## Begin
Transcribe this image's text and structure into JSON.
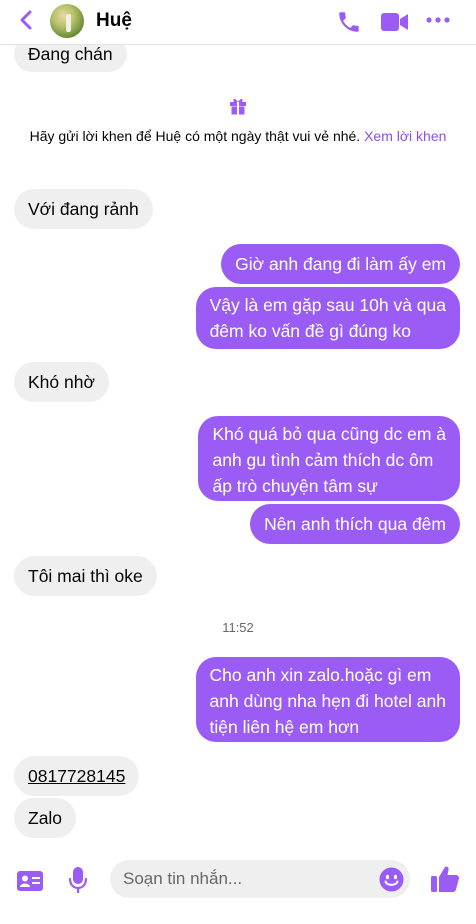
{
  "header": {
    "contact_name": "Huệ",
    "icons": [
      "back-chevron-icon",
      "phone-icon",
      "video-camera-icon",
      "more-icon"
    ]
  },
  "messages": {
    "partial_top": "Đang chán",
    "system_notice": {
      "icon": "gift-icon",
      "text": "Hãy gửi lời khen để Huệ có một ngày thật vui vẻ nhé.",
      "link": "Xem lời khen"
    },
    "in_1": "Với đang rảnh",
    "out_1": "Giờ anh đang đi làm ấy em",
    "out_2": [
      "Vậy là em gặp sau 10h và qua",
      "đêm ko vấn đề gì đúng ko"
    ],
    "in_2": "Khó nhờ",
    "out_3": [
      "Khó quá bỏ qua cũng dc em à",
      "anh gu tình cảm thích dc ôm",
      "ấp trò chuyện tâm sự"
    ],
    "out_4": "Nên anh thích qua đêm",
    "in_3": "Tôi mai thì oke",
    "timestamp": "11:52",
    "out_5": [
      "Cho anh xin zalo.hoặc gì em",
      "anh dùng nha hẹn đi hotel anh",
      "tiện liên hệ em hơn"
    ],
    "in_4": "0817728145",
    "in_5": "Zalo"
  },
  "composer": {
    "placeholder": "Soạn tin nhắn...",
    "icons": [
      "contact-card-icon",
      "microphone-icon",
      "emoji-icon",
      "thumbs-up-icon"
    ]
  },
  "colors": {
    "accent": "#9a5cf4",
    "incoming_bubble": "#efefef"
  }
}
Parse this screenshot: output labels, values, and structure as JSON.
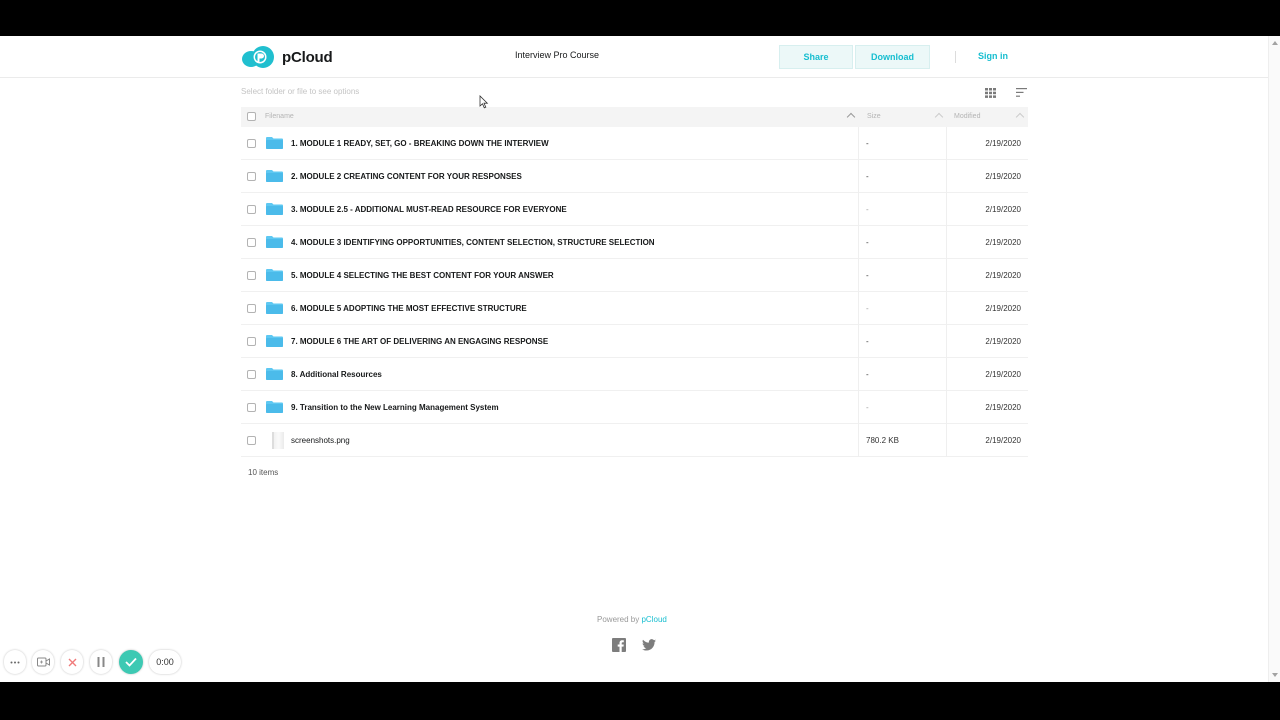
{
  "header": {
    "brand": "pCloud",
    "folder_title": "Interview Pro Course",
    "share_label": "Share",
    "download_label": "Download",
    "signin_label": "Sign in"
  },
  "toolbar": {
    "hint": "Select folder or file to see options",
    "grid_icon": "grid-view-icon",
    "sort_icon": "sort-icon"
  },
  "table": {
    "headers": {
      "filename": "Filename",
      "size": "Size",
      "modified": "Modified"
    },
    "rows": [
      {
        "name": "1. MODULE 1 READY, SET, GO - BREAKING DOWN THE INTERVIEW",
        "size": "-",
        "modified": "2/19/2020"
      },
      {
        "name": "2. MODULE 2 CREATING CONTENT FOR YOUR RESPONSES",
        "size": "-",
        "modified": "2/19/2020"
      },
      {
        "name": "3. MODULE 2.5 - ADDITIONAL MUST-READ RESOURCE FOR EVERYONE",
        "size": "-",
        "modified": "2/19/2020"
      },
      {
        "name": "4. MODULE 3 IDENTIFYING OPPORTUNITIES, CONTENT SELECTION, STRUCTURE SELECTION",
        "size": "-",
        "modified": "2/19/2020"
      },
      {
        "name": "5. MODULE 4 SELECTING THE BEST CONTENT FOR YOUR ANSWER",
        "size": "-",
        "modified": "2/19/2020"
      },
      {
        "name": "6. MODULE 5 ADOPTING THE MOST EFFECTIVE STRUCTURE",
        "size": "-",
        "modified": "2/19/2020"
      },
      {
        "name": "7. MODULE 6 THE ART OF DELIVERING AN ENGAGING RESPONSE",
        "size": "-",
        "modified": "2/19/2020"
      },
      {
        "name": "8. Additional Resources",
        "size": "-",
        "modified": "2/19/2020"
      },
      {
        "name": "9. Transition to the New Learning Management System",
        "size": "-",
        "modified": "2/19/2020"
      },
      {
        "name": "screenshots.png",
        "size": "780.2 KB",
        "modified": "2/19/2020"
      }
    ],
    "count_label": "10 items"
  },
  "footer": {
    "powered_prefix": "Powered by",
    "powered_brand": "pCloud"
  },
  "recorder": {
    "timer": "0:00"
  },
  "colors": {
    "accent": "#17bed0",
    "folder": "#5ec8f2",
    "record_done": "#3dc9b3"
  }
}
## End
→ **Task directions**
All of the lines above should be retyped precisely, apart from the pictures.

→ **In response**
Transcribe this image's text and structure into JSON.
{
  "header": {
    "contact_name": "Huệ",
    "icons": [
      "back-chevron-icon",
      "phone-icon",
      "video-camera-icon",
      "more-icon"
    ]
  },
  "messages": {
    "partial_top": "Đang chán",
    "system_notice": {
      "icon": "gift-icon",
      "text": "Hãy gửi lời khen để Huệ có một ngày thật vui vẻ nhé.",
      "link": "Xem lời khen"
    },
    "in_1": "Với đang rảnh",
    "out_1": "Giờ anh đang đi làm ấy em",
    "out_2": [
      "Vậy là em gặp sau 10h và qua",
      "đêm ko vấn đề gì đúng ko"
    ],
    "in_2": "Khó nhờ",
    "out_3": [
      "Khó quá bỏ qua cũng dc em à",
      "anh gu tình cảm thích dc ôm",
      "ấp trò chuyện tâm sự"
    ],
    "out_4": "Nên anh thích qua đêm",
    "in_3": "Tôi mai thì oke",
    "timestamp": "11:52",
    "out_5": [
      "Cho anh xin zalo.hoặc gì em",
      "anh dùng nha hẹn đi hotel anh",
      "tiện liên hệ em hơn"
    ],
    "in_4": "0817728145",
    "in_5": "Zalo"
  },
  "composer": {
    "placeholder": "Soạn tin nhắn...",
    "icons": [
      "contact-card-icon",
      "microphone-icon",
      "emoji-icon",
      "thumbs-up-icon"
    ]
  },
  "colors": {
    "accent": "#9a5cf4",
    "incoming_bubble": "#efefef"
  }
}
Parse this screenshot: output labels, values, and structure as JSON.
{
  "header": {
    "brand": "pCloud",
    "folder_title": "Interview Pro Course",
    "share_label": "Share",
    "download_label": "Download",
    "signin_label": "Sign in"
  },
  "toolbar": {
    "hint": "Select folder or file to see options",
    "grid_icon": "grid-view-icon",
    "sort_icon": "sort-icon"
  },
  "table": {
    "headers": {
      "filename": "Filename",
      "size": "Size",
      "modified": "Modified"
    },
    "rows": [
      {
        "name": "1. MODULE 1 READY, SET, GO - BREAKING DOWN THE INTERVIEW",
        "size": "-",
        "modified": "2/19/2020"
      },
      {
        "name": "2. MODULE 2 CREATING CONTENT FOR YOUR RESPONSES",
        "size": "-",
        "modified": "2/19/2020"
      },
      {
        "name": "3. MODULE 2.5 - ADDITIONAL MUST-READ RESOURCE FOR EVERYONE",
        "size": "-",
        "modified": "2/19/2020"
      },
      {
        "name": "4. MODULE 3 IDENTIFYING OPPORTUNITIES, CONTENT SELECTION, STRUCTURE SELECTION",
        "size": "-",
        "modified": "2/19/2020"
      },
      {
        "name": "5. MODULE 4 SELECTING THE BEST CONTENT FOR YOUR ANSWER",
        "size": "-",
        "modified": "2/19/2020"
      },
      {
        "name": "6. MODULE 5 ADOPTING THE MOST EFFECTIVE STRUCTURE",
        "size": "-",
        "modified": "2/19/2020"
      },
      {
        "name": "7. MODULE 6 THE ART OF DELIVERING AN ENGAGING RESPONSE",
        "size": "-",
        "modified": "2/19/2020"
      },
      {
        "name": "8. Additional Resources",
        "size": "-",
        "modified": "2/19/2020"
      },
      {
        "name": "9. Transition to the New Learning Management System",
        "size": "-",
        "modified": "2/19/2020"
      },
      {
        "name": "screenshots.png",
        "size": "780.2 KB",
        "modified": "2/19/2020"
      }
    ],
    "count_label": "10 items"
  },
  "footer": {
    "powered_prefix": "Powered by",
    "powered_brand": "pCloud"
  },
  "recorder": {
    "timer": "0:00"
  },
  "colors": {
    "accent": "#17bed0",
    "folder": "#5ec8f2",
    "record_done": "#3dc9b3"
  }
}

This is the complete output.